### Stored data
----------

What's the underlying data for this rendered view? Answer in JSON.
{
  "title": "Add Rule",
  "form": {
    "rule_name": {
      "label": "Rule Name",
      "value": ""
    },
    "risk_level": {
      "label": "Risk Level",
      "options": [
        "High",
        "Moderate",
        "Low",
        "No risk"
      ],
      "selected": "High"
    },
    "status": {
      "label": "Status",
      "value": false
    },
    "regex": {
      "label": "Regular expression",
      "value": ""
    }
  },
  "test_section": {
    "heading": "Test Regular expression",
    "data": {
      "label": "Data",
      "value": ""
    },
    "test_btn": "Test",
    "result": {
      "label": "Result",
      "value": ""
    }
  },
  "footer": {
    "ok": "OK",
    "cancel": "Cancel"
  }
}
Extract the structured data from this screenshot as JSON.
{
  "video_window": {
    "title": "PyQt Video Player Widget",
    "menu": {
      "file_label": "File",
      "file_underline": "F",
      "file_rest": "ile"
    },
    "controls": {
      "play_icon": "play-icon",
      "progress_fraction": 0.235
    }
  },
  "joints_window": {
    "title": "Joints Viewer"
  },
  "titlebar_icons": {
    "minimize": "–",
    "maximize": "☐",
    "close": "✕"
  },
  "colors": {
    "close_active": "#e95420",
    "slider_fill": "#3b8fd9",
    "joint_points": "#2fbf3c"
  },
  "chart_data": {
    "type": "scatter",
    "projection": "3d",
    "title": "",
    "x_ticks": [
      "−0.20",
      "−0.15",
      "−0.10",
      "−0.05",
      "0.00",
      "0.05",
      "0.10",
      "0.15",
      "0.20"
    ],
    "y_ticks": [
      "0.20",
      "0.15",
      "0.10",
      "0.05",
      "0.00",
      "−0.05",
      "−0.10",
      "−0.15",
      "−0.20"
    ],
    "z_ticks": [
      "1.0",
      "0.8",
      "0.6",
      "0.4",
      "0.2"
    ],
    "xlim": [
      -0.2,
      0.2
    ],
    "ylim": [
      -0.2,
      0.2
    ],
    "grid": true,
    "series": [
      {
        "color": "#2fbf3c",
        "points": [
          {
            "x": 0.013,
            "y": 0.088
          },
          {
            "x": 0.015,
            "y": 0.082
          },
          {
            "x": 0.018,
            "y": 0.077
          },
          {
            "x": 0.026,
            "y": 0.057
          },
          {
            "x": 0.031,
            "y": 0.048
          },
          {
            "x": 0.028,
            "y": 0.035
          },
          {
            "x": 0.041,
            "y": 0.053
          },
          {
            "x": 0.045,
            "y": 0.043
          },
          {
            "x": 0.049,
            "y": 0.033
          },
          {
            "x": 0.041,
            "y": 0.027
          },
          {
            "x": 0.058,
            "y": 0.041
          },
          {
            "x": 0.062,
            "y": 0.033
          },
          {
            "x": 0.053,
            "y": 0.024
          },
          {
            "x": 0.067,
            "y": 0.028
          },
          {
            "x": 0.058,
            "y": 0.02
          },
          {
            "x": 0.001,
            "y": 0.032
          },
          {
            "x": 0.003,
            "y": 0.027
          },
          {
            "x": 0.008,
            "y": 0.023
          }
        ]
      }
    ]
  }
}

----------

### Written task
Repeat every record, exactly as written.

### The response
What's the underlying data for this rendered view? Answer in JSON.
{
  "title": "Add Rule",
  "form": {
    "rule_name": {
      "label": "Rule Name",
      "value": ""
    },
    "risk_level": {
      "label": "Risk Level",
      "options": [
        "High",
        "Moderate",
        "Low",
        "No risk"
      ],
      "selected": "High"
    },
    "status": {
      "label": "Status",
      "value": false
    },
    "regex": {
      "label": "Regular expression",
      "value": ""
    }
  },
  "test_section": {
    "heading": "Test Regular expression",
    "data": {
      "label": "Data",
      "value": ""
    },
    "test_btn": "Test",
    "result": {
      "label": "Result",
      "value": ""
    }
  },
  "footer": {
    "ok": "OK",
    "cancel": "Cancel"
  }
}
Extract the structured data from this screenshot as JSON.
{
  "video_window": {
    "title": "PyQt Video Player Widget",
    "menu": {
      "file_label": "File",
      "file_underline": "F",
      "file_rest": "ile"
    },
    "controls": {
      "play_icon": "play-icon",
      "progress_fraction": 0.235
    }
  },
  "joints_window": {
    "title": "Joints Viewer"
  },
  "titlebar_icons": {
    "minimize": "–",
    "maximize": "☐",
    "close": "✕"
  },
  "colors": {
    "close_active": "#e95420",
    "slider_fill": "#3b8fd9",
    "joint_points": "#2fbf3c"
  },
  "chart_data": {
    "type": "scatter",
    "projection": "3d",
    "title": "",
    "x_ticks": [
      "−0.20",
      "−0.15",
      "−0.10",
      "−0.05",
      "0.00",
      "0.05",
      "0.10",
      "0.15",
      "0.20"
    ],
    "y_ticks": [
      "0.20",
      "0.15",
      "0.10",
      "0.05",
      "0.00",
      "−0.05",
      "−0.10",
      "−0.15",
      "−0.20"
    ],
    "z_ticks": [
      "1.0",
      "0.8",
      "0.6",
      "0.4",
      "0.2"
    ],
    "xlim": [
      -0.2,
      0.2
    ],
    "ylim": [
      -0.2,
      0.2
    ],
    "grid": true,
    "series": [
      {
        "color": "#2fbf3c",
        "points": [
          {
            "x": 0.013,
            "y": 0.088
          },
          {
            "x": 0.015,
            "y": 0.082
          },
          {
            "x": 0.018,
            "y": 0.077
          },
          {
            "x": 0.026,
            "y": 0.057
          },
          {
            "x": 0.031,
            "y": 0.048
          },
          {
            "x": 0.028,
            "y": 0.035
          },
          {
            "x": 0.041,
            "y": 0.053
          },
          {
            "x": 0.045,
            "y": 0.043
          },
          {
            "x": 0.049,
            "y": 0.033
          },
          {
            "x": 0.041,
            "y": 0.027
          },
          {
            "x": 0.058,
            "y": 0.041
          },
          {
            "x": 0.062,
            "y": 0.033
          },
          {
            "x": 0.053,
            "y": 0.024
          },
          {
            "x": 0.067,
            "y": 0.028
          },
          {
            "x": 0.058,
            "y": 0.02
          },
          {
            "x": 0.001,
            "y": 0.032
          },
          {
            "x": 0.003,
            "y": 0.027
          },
          {
            "x": 0.008,
            "y": 0.023
          }
        ]
      }
    ]
  }
}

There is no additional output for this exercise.